* MATERIAL PROVIDED
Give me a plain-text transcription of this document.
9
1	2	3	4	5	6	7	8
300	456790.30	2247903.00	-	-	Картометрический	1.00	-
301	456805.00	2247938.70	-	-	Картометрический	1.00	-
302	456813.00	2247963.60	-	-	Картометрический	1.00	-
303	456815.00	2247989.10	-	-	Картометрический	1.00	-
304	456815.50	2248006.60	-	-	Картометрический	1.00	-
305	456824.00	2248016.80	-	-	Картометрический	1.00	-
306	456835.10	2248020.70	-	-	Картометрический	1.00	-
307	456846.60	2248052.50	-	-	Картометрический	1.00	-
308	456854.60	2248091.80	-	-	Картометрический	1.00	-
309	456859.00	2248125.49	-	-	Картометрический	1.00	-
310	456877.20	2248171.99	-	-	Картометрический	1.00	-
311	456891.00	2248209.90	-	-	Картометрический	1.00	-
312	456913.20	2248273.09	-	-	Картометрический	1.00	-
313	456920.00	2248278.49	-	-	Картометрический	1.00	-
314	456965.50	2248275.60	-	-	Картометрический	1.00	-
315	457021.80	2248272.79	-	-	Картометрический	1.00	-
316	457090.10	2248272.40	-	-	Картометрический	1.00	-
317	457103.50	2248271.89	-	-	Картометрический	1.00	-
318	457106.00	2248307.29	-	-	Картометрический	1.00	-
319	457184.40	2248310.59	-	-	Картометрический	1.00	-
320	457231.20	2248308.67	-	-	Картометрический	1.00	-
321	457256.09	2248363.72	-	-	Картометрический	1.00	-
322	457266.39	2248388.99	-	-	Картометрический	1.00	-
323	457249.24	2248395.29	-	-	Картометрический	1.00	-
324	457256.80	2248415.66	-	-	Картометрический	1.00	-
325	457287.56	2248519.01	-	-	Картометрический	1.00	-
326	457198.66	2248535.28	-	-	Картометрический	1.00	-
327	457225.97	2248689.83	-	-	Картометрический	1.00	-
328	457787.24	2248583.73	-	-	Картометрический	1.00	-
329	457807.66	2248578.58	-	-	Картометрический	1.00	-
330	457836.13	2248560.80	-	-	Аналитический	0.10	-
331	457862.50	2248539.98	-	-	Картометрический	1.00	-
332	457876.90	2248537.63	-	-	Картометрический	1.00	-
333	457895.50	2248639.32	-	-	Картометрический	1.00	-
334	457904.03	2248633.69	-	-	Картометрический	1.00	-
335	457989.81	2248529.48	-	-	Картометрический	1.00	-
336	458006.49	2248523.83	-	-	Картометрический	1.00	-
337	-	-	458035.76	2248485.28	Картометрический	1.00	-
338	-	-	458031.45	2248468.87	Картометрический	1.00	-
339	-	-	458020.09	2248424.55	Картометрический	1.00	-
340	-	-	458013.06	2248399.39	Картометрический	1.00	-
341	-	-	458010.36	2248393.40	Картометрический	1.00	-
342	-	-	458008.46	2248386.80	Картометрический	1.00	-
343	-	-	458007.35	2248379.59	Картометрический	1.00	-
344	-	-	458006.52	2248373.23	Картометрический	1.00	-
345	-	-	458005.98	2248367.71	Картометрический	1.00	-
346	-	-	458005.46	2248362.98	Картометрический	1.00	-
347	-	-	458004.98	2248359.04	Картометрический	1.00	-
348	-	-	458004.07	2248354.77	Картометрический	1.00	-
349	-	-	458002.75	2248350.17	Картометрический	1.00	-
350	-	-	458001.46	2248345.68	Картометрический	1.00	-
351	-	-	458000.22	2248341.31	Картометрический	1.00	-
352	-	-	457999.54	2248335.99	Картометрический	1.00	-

* TASK GOAL
All of the data needs to be printed once more, exactly.

* THE REPLY
Give me a plain-text transcription of this document.
9
1	2	3	4	5	6	7	8
300	456790.30	2247903.00	-	-	Картометрический	1.00	-
301	456805.00	2247938.70	-	-	Картометрический	1.00	-
302	456813.00	2247963.60	-	-	Картометрический	1.00	-
303	456815.00	2247989.10	-	-	Картометрический	1.00	-
304	456815.50	2248006.60	-	-	Картометрический	1.00	-
305	456824.00	2248016.80	-	-	Картометрический	1.00	-
306	456835.10	2248020.70	-	-	Картометрический	1.00	-
307	456846.60	2248052.50	-	-	Картометрический	1.00	-
308	456854.60	2248091.80	-	-	Картометрический	1.00	-
309	456859.00	2248125.49	-	-	Картометрический	1.00	-
310	456877.20	2248171.99	-	-	Картометрический	1.00	-
311	456891.00	2248209.90	-	-	Картометрический	1.00	-
312	456913.20	2248273.09	-	-	Картометрический	1.00	-
313	456920.00	2248278.49	-	-	Картометрический	1.00	-
314	456965.50	2248275.60	-	-	Картометрический	1.00	-
315	457021.80	2248272.79	-	-	Картометрический	1.00	-
316	457090.10	2248272.40	-	-	Картометрический	1.00	-
317	457103.50	2248271.89	-	-	Картометрический	1.00	-
318	457106.00	2248307.29	-	-	Картометрический	1.00	-
319	457184.40	2248310.59	-	-	Картометрический	1.00	-
320	457231.20	2248308.67	-	-	Картометрический	1.00	-
321	457256.09	2248363.72	-	-	Картометрический	1.00	-
322	457266.39	2248388.99	-	-	Картометрический	1.00	-
323	457249.24	2248395.29	-	-	Картометрический	1.00	-
324	457256.80	2248415.66	-	-	Картометрический	1.00	-
325	457287.56	2248519.01	-	-	Картометрический	1.00	-
326	457198.66	2248535.28	-	-	Картометрический	1.00	-
327	457225.97	2248689.83	-	-	Картометрический	1.00	-
328	457787.24	2248583.73	-	-	Картометрический	1.00	-
329	457807.66	2248578.58	-	-	Картометрический	1.00	-
330	457836.13	2248560.80	-	-	Аналитический	0.10	-
331	457862.50	2248539.98	-	-	Картометрический	1.00	-
332	457876.90	2248537.63	-	-	Картометрический	1.00	-
333	457895.50	2248639.32	-	-	Картометрический	1.00	-
334	457904.03	2248633.69	-	-	Картометрический	1.00	-
335	457989.81	2248529.48	-	-	Картометрический	1.00	-
336	458006.49	2248523.83	-	-	Картометрический	1.00	-
337	-	-	458035.76	2248485.28	Картометрический	1.00	-
338	-	-	458031.45	2248468.87	Картометрический	1.00	-
339	-	-	458020.09	2248424.55	Картометрический	1.00	-
340	-	-	458013.06	2248399.39	Картометрический	1.00	-
341	-	-	458010.36	2248393.40	Картометрический	1.00	-
342	-	-	458008.46	2248386.80	Картометрический	1.00	-
343	-	-	458007.35	2248379.59	Картометрический	1.00	-
344	-	-	458006.52	2248373.23	Картометрический	1.00	-
345	-	-	458005.98	2248367.71	Картометрический	1.00	-
346	-	-	458005.46	2248362.98	Картометрический	1.00	-
347	-	-	458004.98	2248359.04	Картометрический	1.00	-
348	-	-	458004.07	2248354.77	Картометрический	1.00	-
349	-	-	458002.75	2248350.17	Картометрический	1.00	-
350	-	-	458001.46	2248345.68	Картометрический	1.00	-
351	-	-	458000.22	2248341.31	Картометрический	1.00	-
352	-	-	457999.54	2248335.99	Картометрический	1.00	-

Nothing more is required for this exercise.